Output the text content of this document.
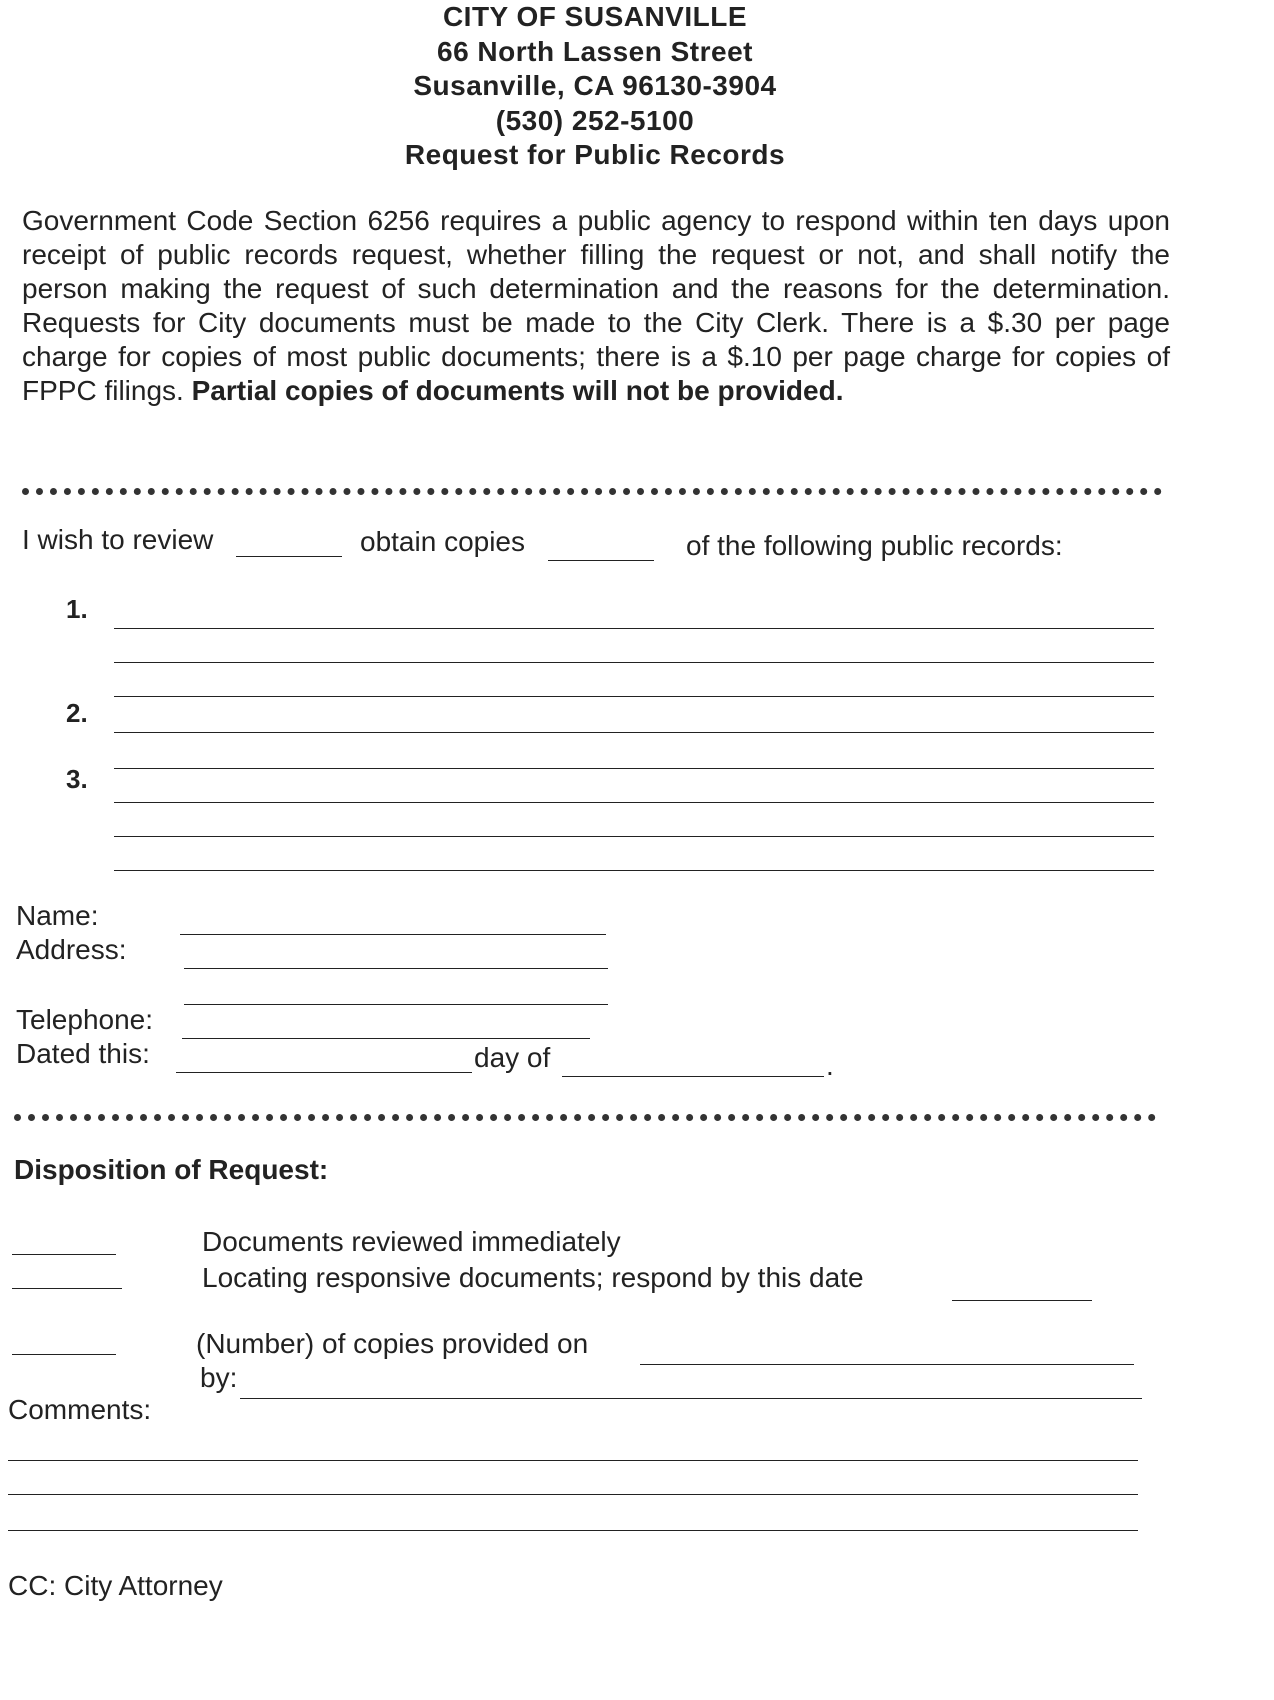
CITY OF SUSANVILLE
66 North Lassen Street
Susanville, CA 96130-3904
(530) 252-5100
Request for Public Records
Government Code Section 6256 requires a public agency to respond within ten days upon receipt of public records request, whether filling the request or not, and shall notify the person making the request of such determination and the reasons for the determination. Requests for City documents must be made to the City Clerk. There is a $.30 per page charge for copies of most public documents; there is a $.10 per page charge for copies of FPPC filings. Partial copies of documents will not be provided.
I wish to review	obtain copies	of the following public records:
1.
2.
3.
Name:
Address:
Telephone:
Dated this:	day of	.
Disposition of Request:
Documents reviewed immediately
Locating responsive documents; respond by this date
(Number) of copies provided on
by:
Comments:
CC: City Attorney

SHORT EXERCISE
Where a line contains "this", copy that line.

TASK OUTPUT
Output the text content of this document.
Dated this:	day of	.
Locating responsive documents; respond by this date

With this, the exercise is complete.